* **RECORDS FOR THIS TASK**
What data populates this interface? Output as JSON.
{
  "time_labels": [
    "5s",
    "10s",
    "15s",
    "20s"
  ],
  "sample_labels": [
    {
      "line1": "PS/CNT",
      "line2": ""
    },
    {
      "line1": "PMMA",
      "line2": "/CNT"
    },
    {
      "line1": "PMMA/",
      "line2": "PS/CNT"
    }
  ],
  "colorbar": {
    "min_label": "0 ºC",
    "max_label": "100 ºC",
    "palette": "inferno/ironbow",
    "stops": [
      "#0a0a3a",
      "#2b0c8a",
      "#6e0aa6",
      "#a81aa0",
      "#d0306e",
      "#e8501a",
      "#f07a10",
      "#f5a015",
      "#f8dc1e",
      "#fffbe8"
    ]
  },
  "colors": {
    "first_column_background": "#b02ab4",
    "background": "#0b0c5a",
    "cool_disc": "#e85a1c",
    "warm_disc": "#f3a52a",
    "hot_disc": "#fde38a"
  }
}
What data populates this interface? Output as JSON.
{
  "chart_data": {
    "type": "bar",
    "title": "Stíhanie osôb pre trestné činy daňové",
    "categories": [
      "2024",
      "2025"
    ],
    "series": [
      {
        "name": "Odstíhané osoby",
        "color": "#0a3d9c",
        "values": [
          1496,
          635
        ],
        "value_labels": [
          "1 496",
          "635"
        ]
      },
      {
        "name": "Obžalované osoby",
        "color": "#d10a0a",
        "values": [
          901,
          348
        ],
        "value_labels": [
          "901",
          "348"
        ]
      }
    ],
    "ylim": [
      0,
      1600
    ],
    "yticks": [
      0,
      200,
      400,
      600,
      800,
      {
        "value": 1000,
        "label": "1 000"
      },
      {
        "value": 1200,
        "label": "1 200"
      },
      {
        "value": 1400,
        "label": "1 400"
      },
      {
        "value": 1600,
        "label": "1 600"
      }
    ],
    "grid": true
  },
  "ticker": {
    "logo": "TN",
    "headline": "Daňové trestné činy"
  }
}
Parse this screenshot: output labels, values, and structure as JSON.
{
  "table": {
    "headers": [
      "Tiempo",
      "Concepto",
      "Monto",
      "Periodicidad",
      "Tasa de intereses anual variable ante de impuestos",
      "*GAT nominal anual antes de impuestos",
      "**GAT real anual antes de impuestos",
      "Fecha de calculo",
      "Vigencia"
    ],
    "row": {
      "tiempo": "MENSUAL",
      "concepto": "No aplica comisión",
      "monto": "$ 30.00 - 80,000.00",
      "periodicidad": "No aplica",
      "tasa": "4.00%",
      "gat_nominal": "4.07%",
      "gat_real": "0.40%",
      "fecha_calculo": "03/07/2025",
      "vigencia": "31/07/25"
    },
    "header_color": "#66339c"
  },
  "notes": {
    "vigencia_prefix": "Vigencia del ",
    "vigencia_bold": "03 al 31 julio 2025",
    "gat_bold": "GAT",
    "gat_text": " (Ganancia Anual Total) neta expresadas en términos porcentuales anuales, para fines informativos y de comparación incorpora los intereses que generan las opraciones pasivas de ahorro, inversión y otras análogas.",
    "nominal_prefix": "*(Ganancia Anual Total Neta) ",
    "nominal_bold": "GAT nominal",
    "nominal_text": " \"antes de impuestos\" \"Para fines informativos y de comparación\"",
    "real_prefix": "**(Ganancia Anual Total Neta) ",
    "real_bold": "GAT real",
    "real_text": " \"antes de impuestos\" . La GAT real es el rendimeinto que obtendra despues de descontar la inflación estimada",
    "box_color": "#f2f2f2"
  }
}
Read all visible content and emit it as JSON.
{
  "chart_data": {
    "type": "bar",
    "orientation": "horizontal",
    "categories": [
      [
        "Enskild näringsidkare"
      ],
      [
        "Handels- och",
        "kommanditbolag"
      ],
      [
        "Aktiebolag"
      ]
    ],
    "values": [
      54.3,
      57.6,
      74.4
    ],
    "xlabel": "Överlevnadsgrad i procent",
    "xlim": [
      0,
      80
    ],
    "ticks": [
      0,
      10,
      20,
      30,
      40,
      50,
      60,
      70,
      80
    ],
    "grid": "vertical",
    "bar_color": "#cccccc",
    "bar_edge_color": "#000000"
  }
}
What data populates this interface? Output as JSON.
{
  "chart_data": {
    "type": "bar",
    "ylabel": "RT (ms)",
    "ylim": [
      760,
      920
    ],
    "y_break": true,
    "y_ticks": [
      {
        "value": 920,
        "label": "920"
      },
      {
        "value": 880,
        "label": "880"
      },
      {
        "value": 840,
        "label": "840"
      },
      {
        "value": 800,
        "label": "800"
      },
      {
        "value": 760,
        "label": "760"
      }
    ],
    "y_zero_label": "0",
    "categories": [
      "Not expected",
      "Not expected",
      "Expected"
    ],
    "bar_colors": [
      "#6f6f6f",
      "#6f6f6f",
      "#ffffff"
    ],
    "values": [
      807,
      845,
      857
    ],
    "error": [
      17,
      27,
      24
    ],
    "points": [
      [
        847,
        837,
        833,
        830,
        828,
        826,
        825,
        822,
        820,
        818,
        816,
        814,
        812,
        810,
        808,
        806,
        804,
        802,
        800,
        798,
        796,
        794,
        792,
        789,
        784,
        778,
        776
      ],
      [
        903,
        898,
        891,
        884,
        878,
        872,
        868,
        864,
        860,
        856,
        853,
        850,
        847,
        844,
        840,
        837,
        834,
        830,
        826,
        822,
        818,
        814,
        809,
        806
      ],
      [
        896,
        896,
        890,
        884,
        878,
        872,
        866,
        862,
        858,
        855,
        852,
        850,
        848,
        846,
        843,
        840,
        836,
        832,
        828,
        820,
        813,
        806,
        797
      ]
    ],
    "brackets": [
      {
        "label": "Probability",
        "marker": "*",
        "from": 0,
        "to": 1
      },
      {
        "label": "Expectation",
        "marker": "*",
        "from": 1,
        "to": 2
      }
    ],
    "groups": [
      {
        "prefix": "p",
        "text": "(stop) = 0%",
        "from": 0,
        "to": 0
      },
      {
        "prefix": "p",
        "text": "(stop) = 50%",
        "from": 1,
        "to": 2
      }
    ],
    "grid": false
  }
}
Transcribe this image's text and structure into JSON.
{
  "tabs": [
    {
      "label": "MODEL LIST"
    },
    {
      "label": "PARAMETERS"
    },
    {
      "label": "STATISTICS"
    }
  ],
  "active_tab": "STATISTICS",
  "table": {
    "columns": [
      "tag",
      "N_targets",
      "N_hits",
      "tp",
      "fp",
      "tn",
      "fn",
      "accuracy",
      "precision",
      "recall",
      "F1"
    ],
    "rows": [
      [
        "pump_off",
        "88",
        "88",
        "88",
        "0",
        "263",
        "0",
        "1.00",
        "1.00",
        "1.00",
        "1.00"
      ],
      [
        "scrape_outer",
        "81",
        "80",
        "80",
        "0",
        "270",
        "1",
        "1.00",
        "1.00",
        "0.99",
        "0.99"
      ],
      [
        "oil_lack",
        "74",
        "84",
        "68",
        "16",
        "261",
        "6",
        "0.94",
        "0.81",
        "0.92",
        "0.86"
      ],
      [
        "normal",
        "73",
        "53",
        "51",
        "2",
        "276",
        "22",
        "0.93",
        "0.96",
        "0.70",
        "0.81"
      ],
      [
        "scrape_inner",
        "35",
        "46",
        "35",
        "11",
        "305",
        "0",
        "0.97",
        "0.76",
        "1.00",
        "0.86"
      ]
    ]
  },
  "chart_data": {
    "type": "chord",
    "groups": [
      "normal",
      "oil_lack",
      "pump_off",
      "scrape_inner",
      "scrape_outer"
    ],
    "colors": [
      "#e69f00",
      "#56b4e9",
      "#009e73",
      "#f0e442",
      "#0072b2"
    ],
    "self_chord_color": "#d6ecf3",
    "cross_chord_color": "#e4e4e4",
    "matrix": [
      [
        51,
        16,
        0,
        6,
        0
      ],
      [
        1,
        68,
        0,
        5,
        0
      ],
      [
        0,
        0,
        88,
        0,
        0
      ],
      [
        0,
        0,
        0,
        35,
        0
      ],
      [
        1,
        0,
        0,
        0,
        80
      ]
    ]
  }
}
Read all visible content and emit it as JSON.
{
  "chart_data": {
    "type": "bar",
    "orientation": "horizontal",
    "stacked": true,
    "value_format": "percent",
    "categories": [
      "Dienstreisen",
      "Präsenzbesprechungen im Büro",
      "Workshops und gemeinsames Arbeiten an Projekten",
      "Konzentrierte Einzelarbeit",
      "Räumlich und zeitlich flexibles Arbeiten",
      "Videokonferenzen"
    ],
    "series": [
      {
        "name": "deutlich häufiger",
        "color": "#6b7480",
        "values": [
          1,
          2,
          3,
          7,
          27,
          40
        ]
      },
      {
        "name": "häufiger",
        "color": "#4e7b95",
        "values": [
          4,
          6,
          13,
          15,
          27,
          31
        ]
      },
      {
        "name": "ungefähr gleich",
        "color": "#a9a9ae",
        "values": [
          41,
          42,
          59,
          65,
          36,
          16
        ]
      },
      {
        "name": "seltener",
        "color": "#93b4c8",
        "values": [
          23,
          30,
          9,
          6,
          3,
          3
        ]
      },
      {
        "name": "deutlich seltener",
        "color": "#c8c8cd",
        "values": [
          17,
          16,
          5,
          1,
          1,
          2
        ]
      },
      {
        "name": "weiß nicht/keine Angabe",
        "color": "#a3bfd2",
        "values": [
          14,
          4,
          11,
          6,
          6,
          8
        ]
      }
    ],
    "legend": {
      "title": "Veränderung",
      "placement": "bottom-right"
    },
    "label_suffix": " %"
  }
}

* **WHAT IS REQUIRED**
Of the lines above, copy each that contains "fines".

* **EXERCISE RESPONSE**
    "gat_text": " (Ganancia Anual Total) neta expresadas en términos porcentuales anuales, para fines informativos y de comparación incorpora los intereses que generan las opraciones pasivas de ahorro, inversión y otras análogas.",
    "nominal_text": " \"antes de impuestos\" \"Para fines informativos y de comparación\"",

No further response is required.